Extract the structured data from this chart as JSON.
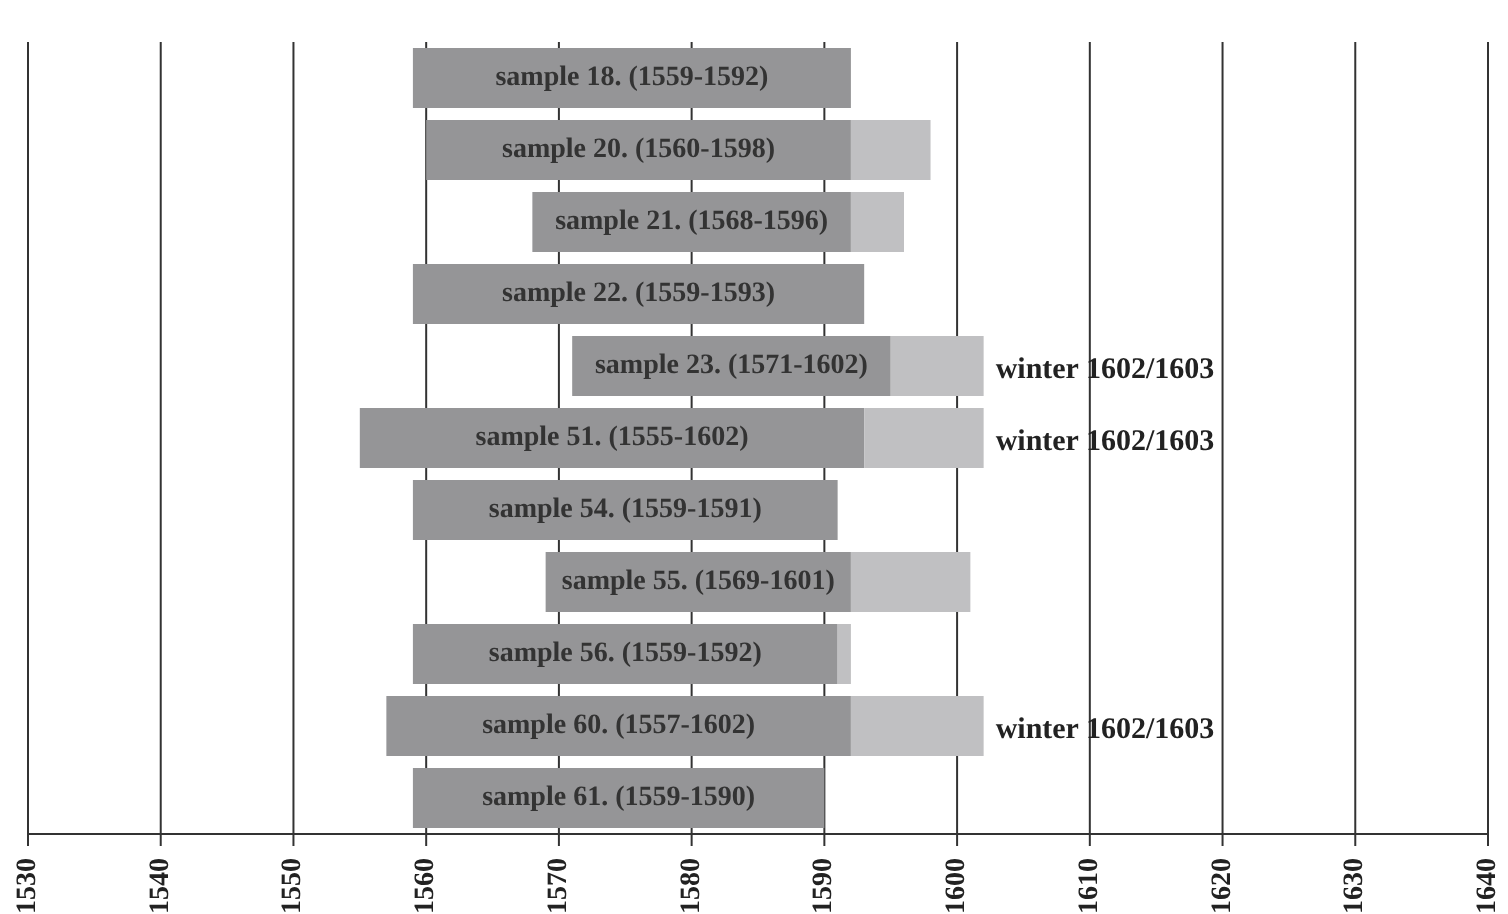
{
  "chart_data": {
    "type": "bar",
    "orientation": "horizontal",
    "categories": [
      "sample 18. (1559-1592)",
      "sample 20. (1560-1598)",
      "sample 21. (1568-1596)",
      "sample 22. (1559-1593)",
      "sample 23. (1571-1602)",
      "sample 51. (1555-1602)",
      "sample 54. (1559-1591)",
      "sample 55. (1569-1601)",
      "sample 56. (1559-1592)",
      "sample 60. (1557-1602)",
      "sample 61. (1559-1590)"
    ],
    "series": [
      {
        "color": "#959597",
        "base": [
          1559,
          1560,
          1568,
          1559,
          1571,
          1555,
          1559,
          1569,
          1559,
          1557,
          1559
        ],
        "values": [
          33,
          32,
          24,
          34,
          24,
          38,
          32,
          23,
          32,
          35,
          31
        ]
      },
      {
        "color": "#c0c0c2",
        "base": [
          null,
          1592,
          1592,
          null,
          1595,
          1593,
          null,
          1592,
          1591,
          1592,
          null
        ],
        "values": [
          null,
          6,
          4,
          null,
          7,
          9,
          null,
          9,
          1,
          10,
          null
        ]
      }
    ],
    "xlim": [
      1530,
      1640
    ],
    "xticks": [
      1530,
      1540,
      1550,
      1560,
      1570,
      1580,
      1590,
      1600,
      1610,
      1620,
      1630,
      1640
    ],
    "grid": "x",
    "tick_labels": "x",
    "annotations": [
      "winter 1602/1603",
      "winter 1602/1603",
      "winter 1602/1603"
    ]
  }
}
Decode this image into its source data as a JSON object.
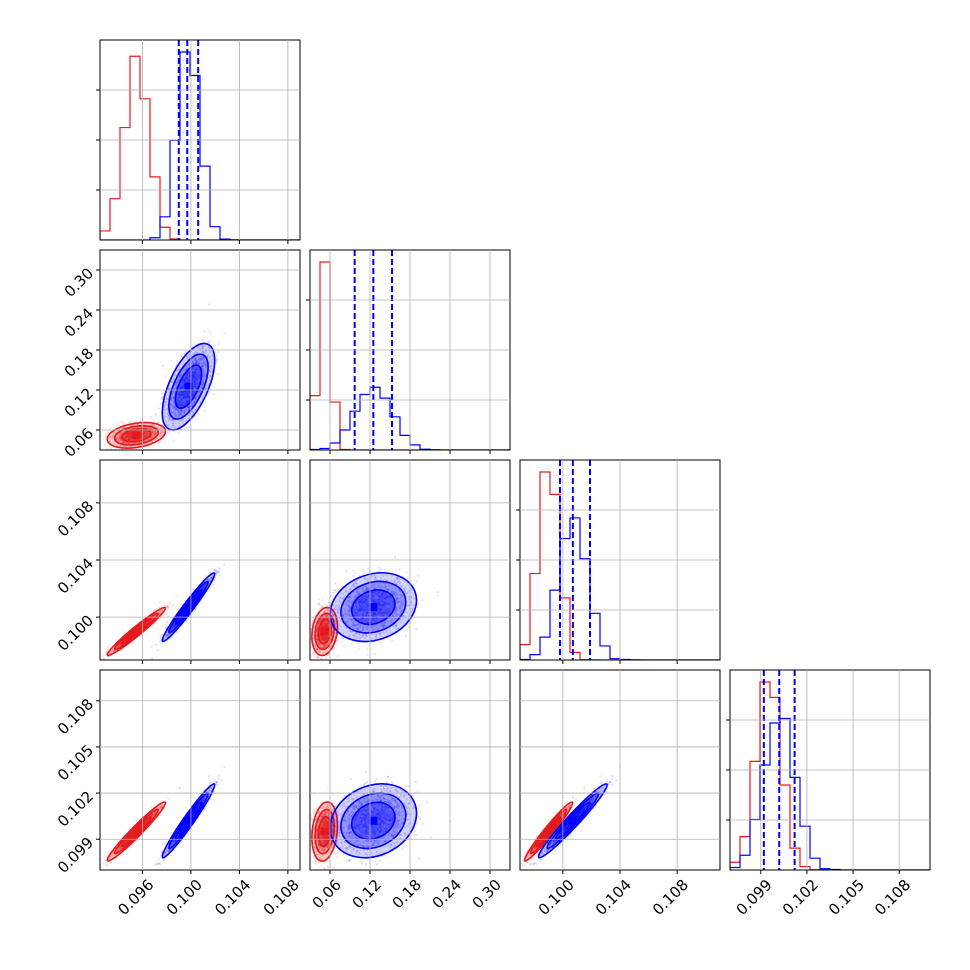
{
  "chart_data": {
    "type": "corner",
    "colors": {
      "red": "#e41a1c",
      "blue": "#0000ff"
    },
    "parameters": [
      {
        "range": [
          0.0925,
          0.109
        ],
        "ticks": [
          0.096,
          0.1,
          0.104,
          0.108
        ],
        "tick_labels": [
          "0.096",
          "0.100",
          "0.104",
          "0.108"
        ]
      },
      {
        "range": [
          0.03,
          0.33
        ],
        "ticks": [
          0.06,
          0.12,
          0.18,
          0.24,
          0.3
        ],
        "tick_labels": [
          "0.06",
          "0.12",
          "0.18",
          "0.24",
          "0.30"
        ]
      },
      {
        "range": [
          0.097,
          0.111
        ],
        "ticks": [
          0.1,
          0.104,
          0.108
        ],
        "tick_labels": [
          "0.100",
          "0.104",
          "0.108"
        ]
      },
      {
        "range": [
          0.097,
          0.11
        ],
        "ticks": [
          0.099,
          0.102,
          0.105,
          0.108
        ],
        "tick_labels": [
          "0.099",
          "0.102",
          "0.105",
          "0.108"
        ]
      }
    ],
    "y_tick_labels": {
      "1": [
        "0.06",
        "0.12",
        "0.18",
        "0.24",
        "0.30"
      ],
      "2": [
        "0.100",
        "0.104",
        "0.108"
      ],
      "3": [
        "0.099",
        "0.102",
        "0.105",
        "0.108"
      ]
    },
    "blue_quantiles": [
      [
        0.099,
        0.0997,
        0.1006
      ],
      [
        0.097,
        0.125,
        0.153
      ],
      [
        0.0998,
        0.1007,
        0.1019
      ],
      [
        0.0992,
        0.1002,
        0.1012
      ]
    ],
    "series": [
      {
        "name": "red",
        "color": "#e41a1c",
        "mean": [
          0.0955,
          0.052,
          0.099,
          0.0995
        ],
        "std": [
          0.001,
          0.008,
          0.0007,
          0.0008
        ],
        "corr": {
          "0-1": 0.3,
          "0-2": 0.97,
          "0-3": 0.97,
          "1-2": 0.2,
          "1-3": 0.2,
          "2-3": 0.97
        }
      },
      {
        "name": "blue",
        "color": "#0000ff",
        "mean": [
          0.0998,
          0.125,
          0.1007,
          0.1002
        ],
        "std": [
          0.0009,
          0.027,
          0.001,
          0.001
        ],
        "corr": {
          "0-1": 0.6,
          "0-2": 0.97,
          "0-3": 0.97,
          "1-2": 0.2,
          "1-3": 0.2,
          "2-3": 0.97
        }
      }
    ],
    "grid": true
  }
}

—————

▸ **The exercise**:
Reproduce the material in full, word for word, and omit the pictures.

▸ **Full response**:
Extract the structured data from this chart as JSON.
{
  "chart_data": {
    "type": "bar",
    "orientation": "horizontal",
    "categories": [
      "sample 18. (1559-1592)",
      "sample 20. (1560-1598)",
      "sample 21. (1568-1596)",
      "sample 22. (1559-1593)",
      "sample 23. (1571-1602)",
      "sample 51. (1555-1602)",
      "sample 54. (1559-1591)",
      "sample 55. (1569-1601)",
      "sample 56. (1559-1592)",
      "sample 60. (1557-1602)",
      "sample 61. (1559-1590)"
    ],
    "series": [
      {
        "color": "#959597",
        "base": [
          1559,
          1560,
          1568,
          1559,
          1571,
          1555,
          1559,
          1569,
          1559,
          1557,
          1559
        ],
        "values": [
          33,
          32,
          24,
          34,
          24,
          38,
          32,
          23,
          32,
          35,
          31
        ]
      },
      {
        "color": "#c0c0c2",
        "base": [
          null,
          1592,
          1592,
          null,
          1595,
          1593,
          null,
          1592,
          1591,
          1592,
          null
        ],
        "values": [
          null,
          6,
          4,
          null,
          7,
          9,
          null,
          9,
          1,
          10,
          null
        ]
      }
    ],
    "xlim": [
      1530,
      1640
    ],
    "xticks": [
      1530,
      1540,
      1550,
      1560,
      1570,
      1580,
      1590,
      1600,
      1610,
      1620,
      1630,
      1640
    ],
    "grid": "x",
    "tick_labels": "x",
    "annotations": [
      "winter 1602/1603",
      "winter 1602/1603",
      "winter 1602/1603"
    ]
  }
}
Decode this image into its source data as a JSON object.
{
  "chart_data": {
    "type": "corner",
    "colors": {
      "red": "#e41a1c",
      "blue": "#0000ff"
    },
    "parameters": [
      {
        "range": [
          0.0925,
          0.109
        ],
        "ticks": [
          0.096,
          0.1,
          0.104,
          0.108
        ],
        "tick_labels": [
          "0.096",
          "0.100",
          "0.104",
          "0.108"
        ]
      },
      {
        "range": [
          0.03,
          0.33
        ],
        "ticks": [
          0.06,
          0.12,
          0.18,
          0.24,
          0.3
        ],
        "tick_labels": [
          "0.06",
          "0.12",
          "0.18",
          "0.24",
          "0.30"
        ]
      },
      {
        "range": [
          0.097,
          0.111
        ],
        "ticks": [
          0.1,
          0.104,
          0.108
        ],
        "tick_labels": [
          "0.100",
          "0.104",
          "0.108"
        ]
      },
      {
        "range": [
          0.097,
          0.11
        ],
        "ticks": [
          0.099,
          0.102,
          0.105,
          0.108
        ],
        "tick_labels": [
          "0.099",
          "0.102",
          "0.105",
          "0.108"
        ]
      }
    ],
    "y_tick_labels": {
      "1": [
        "0.06",
        "0.12",
        "0.18",
        "0.24",
        "0.30"
      ],
      "2": [
        "0.100",
        "0.104",
        "0.108"
      ],
      "3": [
        "0.099",
        "0.102",
        "0.105",
        "0.108"
      ]
    },
    "blue_quantiles": [
      [
        0.099,
        0.0997,
        0.1006
      ],
      [
        0.097,
        0.125,
        0.153
      ],
      [
        0.0998,
        0.1007,
        0.1019
      ],
      [
        0.0992,
        0.1002,
        0.1012
      ]
    ],
    "series": [
      {
        "name": "red",
        "color": "#e41a1c",
        "mean": [
          0.0955,
          0.052,
          0.099,
          0.0995
        ],
        "std": [
          0.001,
          0.008,
          0.0007,
          0.0008
        ],
        "corr": {
          "0-1": 0.3,
          "0-2": 0.97,
          "0-3": 0.97,
          "1-2": 0.2,
          "1-3": 0.2,
          "2-3": 0.97
        }
      },
      {
        "name": "blue",
        "color": "#0000ff",
        "mean": [
          0.0998,
          0.125,
          0.1007,
          0.1002
        ],
        "std": [
          0.0009,
          0.027,
          0.001,
          0.001
        ],
        "corr": {
          "0-1": 0.6,
          "0-2": 0.97,
          "0-3": 0.97,
          "1-2": 0.2,
          "1-3": 0.2,
          "2-3": 0.97
        }
      }
    ],
    "grid": true
  }
}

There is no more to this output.